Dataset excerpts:
------------------------------------------------
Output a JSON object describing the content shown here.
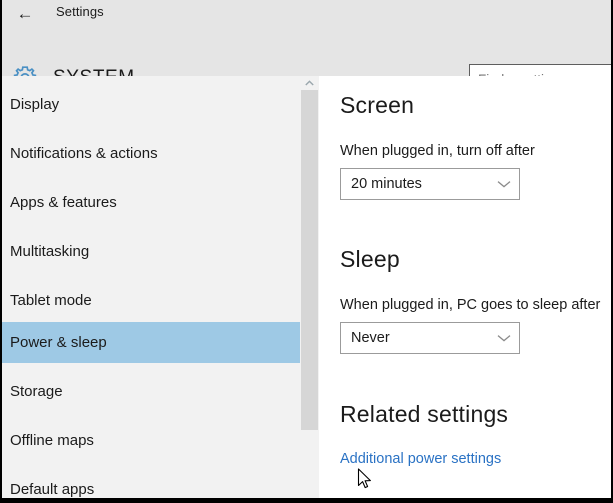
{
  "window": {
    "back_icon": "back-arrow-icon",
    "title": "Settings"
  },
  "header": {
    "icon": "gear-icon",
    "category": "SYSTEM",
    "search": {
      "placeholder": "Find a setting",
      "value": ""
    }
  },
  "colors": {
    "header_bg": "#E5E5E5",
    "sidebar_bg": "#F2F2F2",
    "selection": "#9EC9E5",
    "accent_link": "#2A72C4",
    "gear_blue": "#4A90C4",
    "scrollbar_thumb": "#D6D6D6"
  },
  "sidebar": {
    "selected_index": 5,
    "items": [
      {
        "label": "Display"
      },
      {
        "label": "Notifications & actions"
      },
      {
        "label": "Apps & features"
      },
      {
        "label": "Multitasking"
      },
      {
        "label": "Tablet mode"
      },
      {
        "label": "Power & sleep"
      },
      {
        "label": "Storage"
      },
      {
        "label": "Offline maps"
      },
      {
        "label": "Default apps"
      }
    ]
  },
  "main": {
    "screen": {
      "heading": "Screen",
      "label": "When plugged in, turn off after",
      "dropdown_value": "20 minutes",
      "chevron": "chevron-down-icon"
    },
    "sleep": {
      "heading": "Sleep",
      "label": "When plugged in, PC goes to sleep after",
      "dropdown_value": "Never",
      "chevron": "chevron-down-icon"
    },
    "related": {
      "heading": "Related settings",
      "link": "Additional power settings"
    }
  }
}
------------------------------------------------
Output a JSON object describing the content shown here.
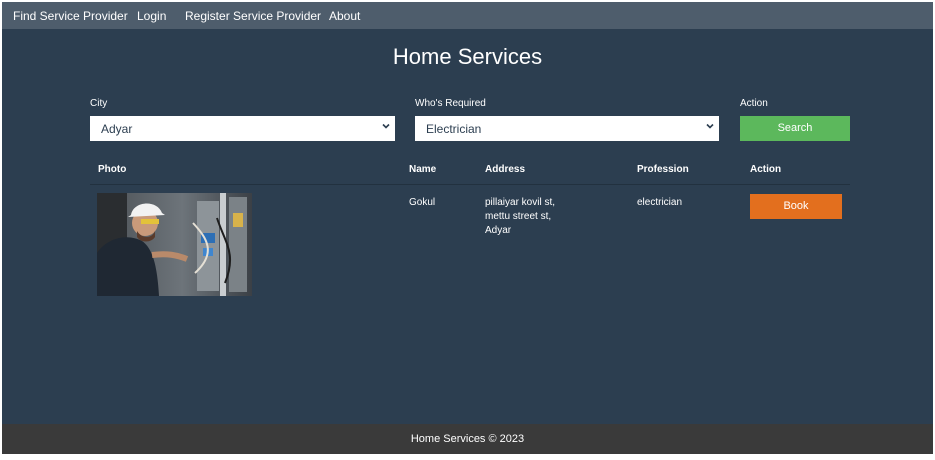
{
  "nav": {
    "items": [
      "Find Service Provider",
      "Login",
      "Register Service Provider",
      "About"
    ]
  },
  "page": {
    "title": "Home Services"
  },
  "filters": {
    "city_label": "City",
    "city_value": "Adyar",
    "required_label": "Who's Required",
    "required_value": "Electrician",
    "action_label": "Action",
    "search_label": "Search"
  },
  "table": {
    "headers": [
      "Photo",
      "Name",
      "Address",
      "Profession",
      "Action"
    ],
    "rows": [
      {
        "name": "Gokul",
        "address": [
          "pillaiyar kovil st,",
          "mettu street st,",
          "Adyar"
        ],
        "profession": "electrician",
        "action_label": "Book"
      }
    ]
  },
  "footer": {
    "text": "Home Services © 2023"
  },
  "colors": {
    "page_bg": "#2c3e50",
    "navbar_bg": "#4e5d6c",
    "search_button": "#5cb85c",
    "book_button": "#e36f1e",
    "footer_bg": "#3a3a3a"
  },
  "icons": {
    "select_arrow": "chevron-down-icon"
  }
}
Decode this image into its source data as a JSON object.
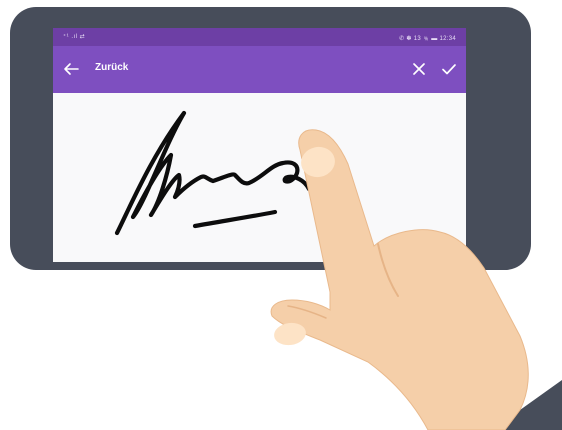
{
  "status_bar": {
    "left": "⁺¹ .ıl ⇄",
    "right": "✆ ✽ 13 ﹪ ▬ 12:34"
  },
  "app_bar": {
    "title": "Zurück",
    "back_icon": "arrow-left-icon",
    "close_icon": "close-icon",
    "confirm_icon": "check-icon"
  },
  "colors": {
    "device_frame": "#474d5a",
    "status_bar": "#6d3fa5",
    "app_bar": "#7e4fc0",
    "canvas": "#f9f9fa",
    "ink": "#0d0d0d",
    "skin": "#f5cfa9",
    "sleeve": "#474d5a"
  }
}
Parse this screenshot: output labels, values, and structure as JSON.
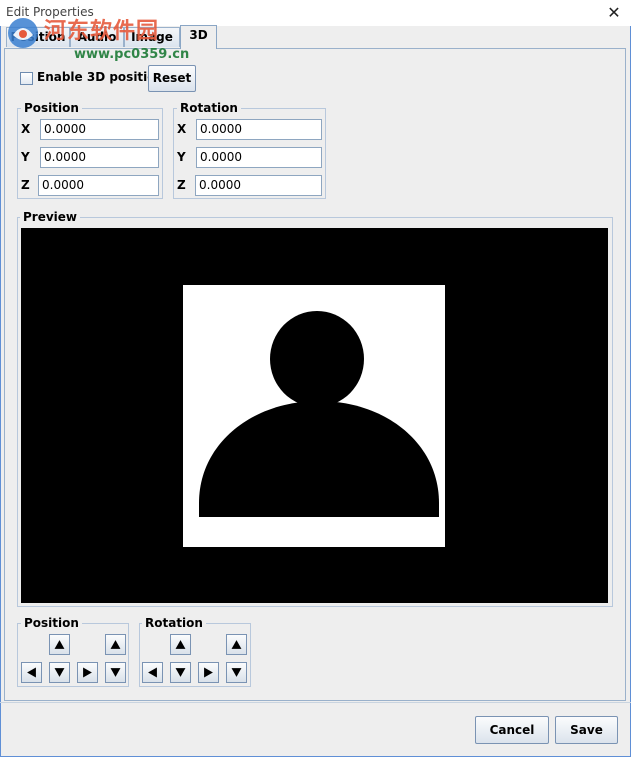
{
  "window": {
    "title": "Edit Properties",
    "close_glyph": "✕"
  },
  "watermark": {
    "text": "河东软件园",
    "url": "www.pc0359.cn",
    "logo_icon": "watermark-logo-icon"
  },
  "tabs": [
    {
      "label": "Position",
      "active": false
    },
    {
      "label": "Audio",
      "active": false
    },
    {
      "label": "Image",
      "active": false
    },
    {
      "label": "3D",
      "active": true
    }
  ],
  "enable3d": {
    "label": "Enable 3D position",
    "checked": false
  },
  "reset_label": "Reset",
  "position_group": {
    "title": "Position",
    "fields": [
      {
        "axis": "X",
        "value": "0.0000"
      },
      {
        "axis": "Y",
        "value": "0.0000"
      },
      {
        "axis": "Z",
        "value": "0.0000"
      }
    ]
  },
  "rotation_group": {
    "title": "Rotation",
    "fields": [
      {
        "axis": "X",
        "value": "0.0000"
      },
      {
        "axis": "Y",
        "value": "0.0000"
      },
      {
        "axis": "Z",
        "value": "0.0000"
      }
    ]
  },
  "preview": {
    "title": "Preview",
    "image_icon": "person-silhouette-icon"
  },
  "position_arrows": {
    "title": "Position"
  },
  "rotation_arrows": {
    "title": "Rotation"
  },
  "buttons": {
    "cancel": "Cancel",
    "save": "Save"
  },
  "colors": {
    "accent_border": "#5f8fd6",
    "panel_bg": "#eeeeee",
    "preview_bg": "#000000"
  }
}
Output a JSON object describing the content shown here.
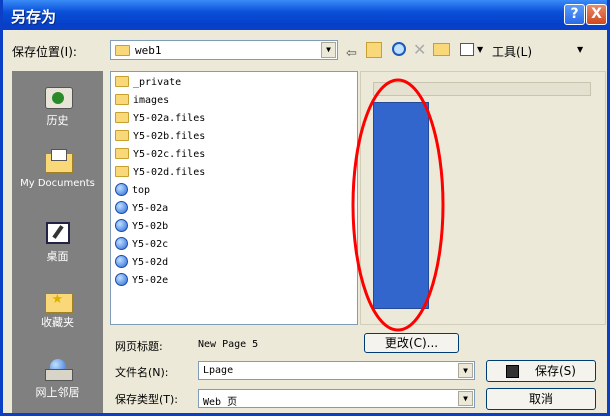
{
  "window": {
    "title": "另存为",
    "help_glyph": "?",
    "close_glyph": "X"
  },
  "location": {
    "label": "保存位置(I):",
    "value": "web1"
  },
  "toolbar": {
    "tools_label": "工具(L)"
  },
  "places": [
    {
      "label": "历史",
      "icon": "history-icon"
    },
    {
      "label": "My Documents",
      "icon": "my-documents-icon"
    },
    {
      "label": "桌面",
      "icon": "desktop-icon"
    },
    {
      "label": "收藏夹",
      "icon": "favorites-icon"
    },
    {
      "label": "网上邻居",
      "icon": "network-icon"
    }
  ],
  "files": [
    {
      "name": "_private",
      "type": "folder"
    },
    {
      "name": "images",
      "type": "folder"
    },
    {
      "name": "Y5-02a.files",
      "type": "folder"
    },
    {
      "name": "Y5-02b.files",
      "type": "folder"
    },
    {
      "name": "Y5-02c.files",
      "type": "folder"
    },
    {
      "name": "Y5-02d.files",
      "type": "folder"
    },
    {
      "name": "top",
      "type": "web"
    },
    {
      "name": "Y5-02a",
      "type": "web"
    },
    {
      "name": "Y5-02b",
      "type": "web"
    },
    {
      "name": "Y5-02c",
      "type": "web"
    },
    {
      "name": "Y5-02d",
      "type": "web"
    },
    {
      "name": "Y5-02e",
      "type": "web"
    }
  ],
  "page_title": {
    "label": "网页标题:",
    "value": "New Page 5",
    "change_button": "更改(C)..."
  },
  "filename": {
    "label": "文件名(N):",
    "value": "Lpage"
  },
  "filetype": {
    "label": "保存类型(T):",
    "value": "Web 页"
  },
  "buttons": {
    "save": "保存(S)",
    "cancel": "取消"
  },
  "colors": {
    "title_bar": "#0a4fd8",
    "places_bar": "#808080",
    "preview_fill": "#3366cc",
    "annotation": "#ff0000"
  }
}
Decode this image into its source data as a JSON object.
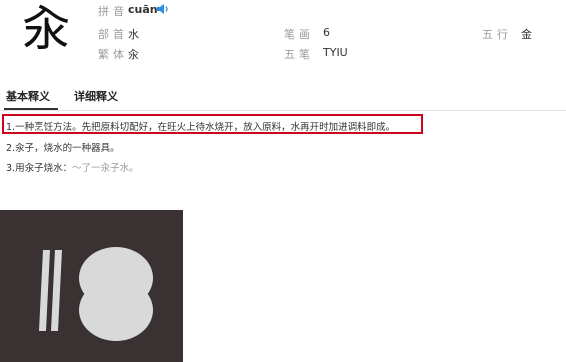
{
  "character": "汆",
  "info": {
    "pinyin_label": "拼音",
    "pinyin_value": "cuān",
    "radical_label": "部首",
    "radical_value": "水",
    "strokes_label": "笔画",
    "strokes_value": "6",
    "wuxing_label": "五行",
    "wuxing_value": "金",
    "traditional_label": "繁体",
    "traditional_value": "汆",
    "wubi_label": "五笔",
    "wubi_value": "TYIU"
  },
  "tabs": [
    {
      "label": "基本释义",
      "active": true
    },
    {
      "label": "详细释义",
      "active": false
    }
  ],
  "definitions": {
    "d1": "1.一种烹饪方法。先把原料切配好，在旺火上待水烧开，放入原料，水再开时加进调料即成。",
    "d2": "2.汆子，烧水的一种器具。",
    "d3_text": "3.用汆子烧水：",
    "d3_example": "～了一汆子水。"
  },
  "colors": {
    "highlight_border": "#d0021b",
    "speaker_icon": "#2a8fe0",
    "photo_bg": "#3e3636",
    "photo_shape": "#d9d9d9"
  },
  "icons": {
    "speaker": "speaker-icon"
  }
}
------------------------------------------------
- Stated problem -
Go through the material and select each line with the string "files" in it.

- Answer below -
  "files": [
      "name": "Y5-02a.files",
      "name": "Y5-02b.files",
      "name": "Y5-02c.files",
      "name": "Y5-02d.files",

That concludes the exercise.